**Records provided**
** START **

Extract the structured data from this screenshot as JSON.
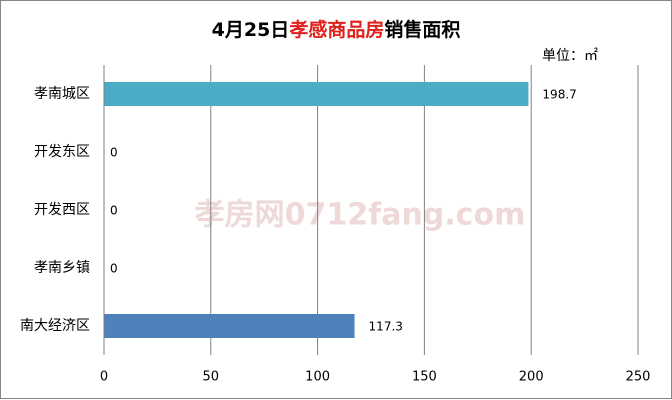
{
  "chart_data": {
    "type": "bar",
    "orientation": "horizontal",
    "title_parts": [
      {
        "text": "4月25日",
        "color": "#000000"
      },
      {
        "text": "孝感商品房",
        "color": "#e0201b"
      },
      {
        "text": "销售面积",
        "color": "#000000"
      }
    ],
    "unit_label": "单位：㎡",
    "watermark": "孝房网0712fang.com",
    "categories": [
      "孝南城区",
      "开发东区",
      "开发西区",
      "孝南乡镇",
      "南大经济区"
    ],
    "values": [
      198.7,
      0,
      0,
      0,
      117.3
    ],
    "colors": [
      "#4bacc6",
      "#4bacc6",
      "#4bacc6",
      "#4bacc6",
      "#4f81bd"
    ],
    "xlim": [
      0,
      250
    ],
    "xticks": [
      0,
      50,
      100,
      150,
      200,
      250
    ],
    "grid": true
  }
}
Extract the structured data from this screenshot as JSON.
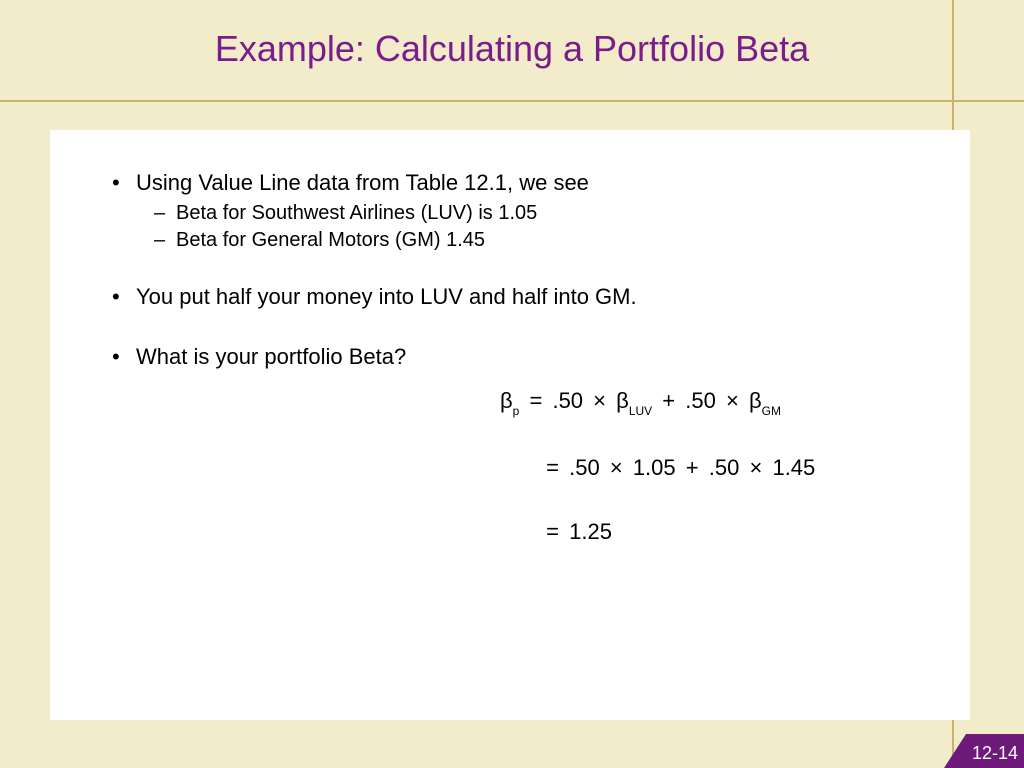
{
  "colors": {
    "slide_bg": "#f2eccb",
    "content_bg": "#ffffff",
    "title_color": "#7a1c8a",
    "rule_color": "#c8b56a",
    "badge_bg": "#6d1a7a",
    "text_color": "#000000"
  },
  "title": "Example: Calculating a Portfolio Beta",
  "bullets": [
    {
      "text": "Using Value Line data from Table 12.1, we see",
      "sub": [
        "Beta for Southwest Airlines (LUV) is 1.05",
        "Beta for General Motors (GM) 1.45"
      ]
    },
    {
      "text": "You put half your money into LUV and half into GM."
    },
    {
      "text": "What is your portfolio Beta?"
    }
  ],
  "equation": {
    "symbol": "β",
    "portfolio_sub": "p",
    "weight1": ".50",
    "sub1": "LUV",
    "weight2": ".50",
    "sub2": "GM",
    "val1": "1.05",
    "val2": "1.45",
    "result": "1.25",
    "eq": "=",
    "times": "×",
    "plus": "+"
  },
  "page_label": "12-14"
}
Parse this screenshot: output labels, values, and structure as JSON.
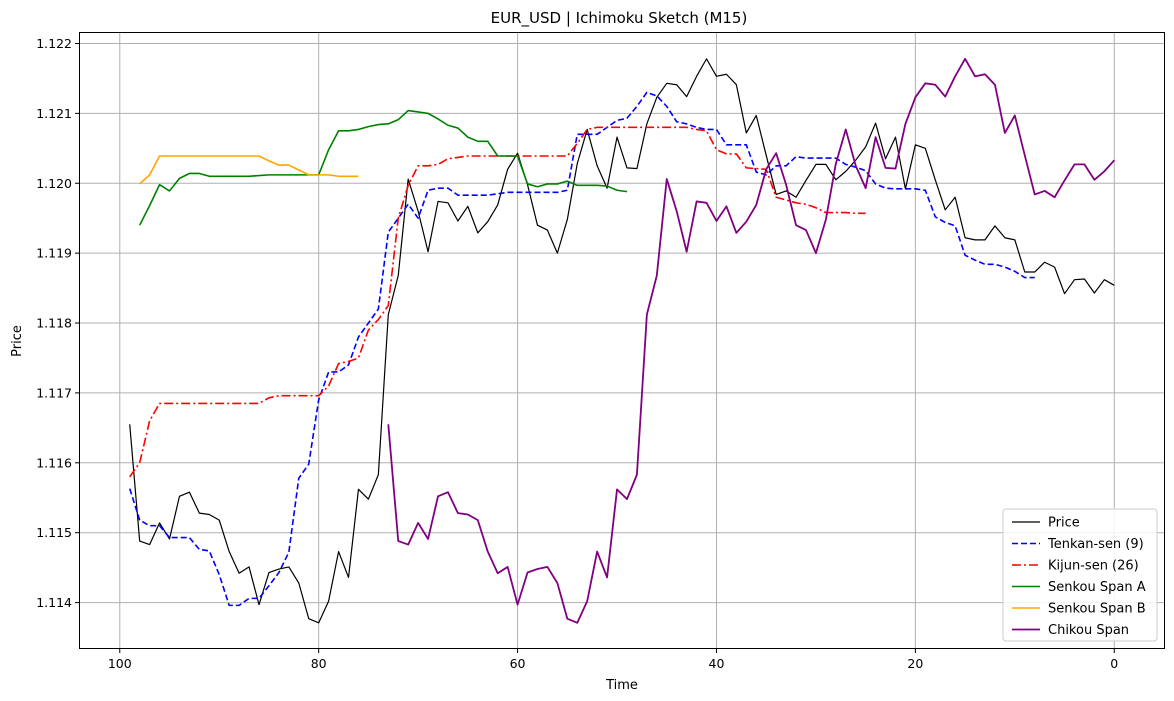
{
  "chart_data": {
    "type": "line",
    "title": "EUR_USD | Ichimoku Sketch (M15)",
    "xlabel": "Time",
    "ylabel": "Price",
    "xlim": [
      104,
      -5
    ],
    "ylim": [
      1.11335,
      1.12215
    ],
    "x_reversed": true,
    "x_ticks": [
      100,
      80,
      60,
      40,
      20,
      0
    ],
    "x_tick_labels": [
      "100",
      "80",
      "60",
      "40",
      "20",
      "0"
    ],
    "y_ticks": [
      1.114,
      1.115,
      1.116,
      1.117,
      1.118,
      1.119,
      1.12,
      1.121,
      1.122
    ],
    "y_tick_labels": [
      "1.114",
      "1.115",
      "1.116",
      "1.117",
      "1.118",
      "1.119",
      "1.120",
      "1.121",
      "1.122"
    ],
    "grid": true,
    "legend_position": "lower-right",
    "series": [
      {
        "name": "Price",
        "color": "#000000",
        "dash": "solid",
        "width": 1.2,
        "x_start": 99,
        "values": [
          1.11655,
          1.11488,
          1.11483,
          1.11514,
          1.11491,
          1.11552,
          1.11558,
          1.11528,
          1.11526,
          1.11518,
          1.11473,
          1.11442,
          1.11451,
          1.11397,
          1.11443,
          1.11448,
          1.11451,
          1.11428,
          1.11377,
          1.11371,
          1.11402,
          1.11473,
          1.11436,
          1.11562,
          1.11548,
          1.11583,
          1.11812,
          1.11868,
          1.12006,
          1.1196,
          1.11902,
          1.11974,
          1.11972,
          1.11946,
          1.11967,
          1.11929,
          1.11945,
          1.11969,
          1.1202,
          1.12043,
          1.11998,
          1.1194,
          1.11933,
          1.119,
          1.11948,
          1.12028,
          1.12077,
          1.12025,
          1.11993,
          1.12066,
          1.12022,
          1.12021,
          1.12085,
          1.12123,
          1.12143,
          1.12141,
          1.12124,
          1.12153,
          1.12178,
          1.12153,
          1.12156,
          1.12141,
          1.12072,
          1.12097,
          1.1204,
          1.11984,
          1.11989,
          1.1198,
          1.12004,
          1.12027,
          1.12027,
          1.12005,
          1.12017,
          1.12033,
          1.12052,
          1.12086,
          1.12035,
          1.12066,
          1.11992,
          1.12055,
          1.1205,
          1.12005,
          1.11962,
          1.1198,
          1.11922,
          1.11919,
          1.11919,
          1.11939,
          1.11922,
          1.11919,
          1.11873,
          1.11873,
          1.11887,
          1.1188,
          1.11842,
          1.11862,
          1.11863,
          1.11843,
          1.11862,
          1.11854
        ]
      },
      {
        "name": "Tenkan-sen (9)",
        "color": "#0000ff",
        "dash": "dashed",
        "width": 1.6,
        "x_start": 99,
        "values": [
          1.11563,
          1.11518,
          1.1151,
          1.1151,
          1.11493,
          1.11493,
          1.11493,
          1.11476,
          1.11474,
          1.1144,
          1.11396,
          1.11396,
          1.11406,
          1.11406,
          1.11424,
          1.11443,
          1.11472,
          1.11578,
          1.11598,
          1.1169,
          1.1173,
          1.1173,
          1.1174,
          1.1178,
          1.118,
          1.1182,
          1.1193,
          1.1195,
          1.1197,
          1.1195,
          1.1199,
          1.11993,
          1.11993,
          1.11983,
          1.11983,
          1.11983,
          1.11983,
          1.11985,
          1.11987,
          1.11987,
          1.11987,
          1.11987,
          1.11987,
          1.11987,
          1.1199,
          1.1207,
          1.1207,
          1.1207,
          1.1208,
          1.1209,
          1.12093,
          1.1211,
          1.1213,
          1.12125,
          1.1211,
          1.12088,
          1.12085,
          1.1208,
          1.12077,
          1.12077,
          1.12055,
          1.12055,
          1.12055,
          1.12016,
          1.12012,
          1.12025,
          1.12025,
          1.12038,
          1.12036,
          1.12036,
          1.12036,
          1.12036,
          1.12027,
          1.12023,
          1.12018,
          1.11999,
          1.11993,
          1.11992,
          1.11992,
          1.11992,
          1.1199,
          1.11952,
          1.11944,
          1.11939,
          1.11897,
          1.1189,
          1.11884,
          1.11884,
          1.1188,
          1.11874,
          1.11865,
          1.11865
        ]
      },
      {
        "name": "Kijun-sen (26)",
        "color": "#ff0000",
        "dash": "dashdot",
        "width": 1.6,
        "x_start": 99,
        "values": [
          1.1158,
          1.116,
          1.1166,
          1.11685,
          1.11685,
          1.11685,
          1.11685,
          1.11685,
          1.11685,
          1.11685,
          1.11685,
          1.11685,
          1.11685,
          1.11685,
          1.11693,
          1.11696,
          1.11696,
          1.11696,
          1.11696,
          1.11696,
          1.1171,
          1.11742,
          1.11745,
          1.1175,
          1.1179,
          1.11805,
          1.11825,
          1.1195,
          1.11997,
          1.12025,
          1.12025,
          1.12027,
          1.12035,
          1.12037,
          1.12039,
          1.12039,
          1.12039,
          1.12039,
          1.12039,
          1.12039,
          1.12039,
          1.12039,
          1.12039,
          1.12039,
          1.12039,
          1.12057,
          1.12077,
          1.1208,
          1.1208,
          1.1208,
          1.1208,
          1.1208,
          1.1208,
          1.1208,
          1.1208,
          1.1208,
          1.1208,
          1.12077,
          1.12075,
          1.12048,
          1.12042,
          1.12042,
          1.12022,
          1.12021,
          1.1202,
          1.1198,
          1.11976,
          1.11972,
          1.1197,
          1.11965,
          1.11958,
          1.11958,
          1.11958,
          1.11957,
          1.11957
        ]
      },
      {
        "name": "Senkou Span A",
        "color": "#008000",
        "dash": "solid",
        "width": 1.6,
        "x_start": 98,
        "values": [
          1.1194,
          1.11968,
          1.11998,
          1.11989,
          1.12007,
          1.12014,
          1.12014,
          1.1201,
          1.1201,
          1.1201,
          1.1201,
          1.1201,
          1.12011,
          1.12012,
          1.12012,
          1.12012,
          1.12012,
          1.12012,
          1.12012,
          1.12048,
          1.12075,
          1.12075,
          1.12077,
          1.12081,
          1.12084,
          1.12085,
          1.12091,
          1.12104,
          1.12102,
          1.121,
          1.12092,
          1.12083,
          1.12079,
          1.12066,
          1.1206,
          1.1206,
          1.12039,
          1.12039,
          1.12039,
          1.11999,
          1.11995,
          1.11999,
          1.11999,
          1.12003,
          1.11997,
          1.11997,
          1.11997,
          1.11996,
          1.1199,
          1.11988
        ]
      },
      {
        "name": "Senkou Span B",
        "color": "#ffa500",
        "dash": "solid",
        "width": 1.6,
        "x_start": 98,
        "values": [
          1.11999,
          1.12012,
          1.12039,
          1.12039,
          1.12039,
          1.12039,
          1.12039,
          1.12039,
          1.12039,
          1.12039,
          1.12039,
          1.12039,
          1.12039,
          1.12032,
          1.12026,
          1.12026,
          1.12019,
          1.12012,
          1.12012,
          1.12012,
          1.1201,
          1.1201,
          1.1201
        ]
      },
      {
        "name": "Chikou Span",
        "color": "#800080",
        "dash": "solid",
        "width": 1.8,
        "x_start": 73,
        "values": [
          1.11655,
          1.11488,
          1.11483,
          1.11514,
          1.11491,
          1.11552,
          1.11558,
          1.11528,
          1.11526,
          1.11518,
          1.11473,
          1.11442,
          1.11451,
          1.11397,
          1.11443,
          1.11448,
          1.11451,
          1.11428,
          1.11377,
          1.11371,
          1.11402,
          1.11473,
          1.11436,
          1.11562,
          1.11548,
          1.11583,
          1.11812,
          1.11868,
          1.12006,
          1.1196,
          1.11902,
          1.11974,
          1.11972,
          1.11946,
          1.11967,
          1.11929,
          1.11945,
          1.11969,
          1.1202,
          1.12043,
          1.11998,
          1.1194,
          1.11933,
          1.119,
          1.11948,
          1.12028,
          1.12077,
          1.12025,
          1.11993,
          1.12066,
          1.12022,
          1.12021,
          1.12085,
          1.12123,
          1.12143,
          1.12141,
          1.12124,
          1.12153,
          1.12178,
          1.12153,
          1.12156,
          1.12141,
          1.12072,
          1.12097,
          1.1204,
          1.11984,
          1.11989,
          1.1198,
          1.12004,
          1.12027,
          1.12027,
          1.12005,
          1.12017,
          1.12033
        ]
      }
    ]
  }
}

** END **

Gather up, from the records above, each line where the word "name" appears.

        "name": "Price",
        "name": "Tenkan-sen (9)",
        "name": "Kijun-sen (26)",
        "name": "Senkou Span A",
        "name": "Senkou Span B",
        "name": "Chikou Span",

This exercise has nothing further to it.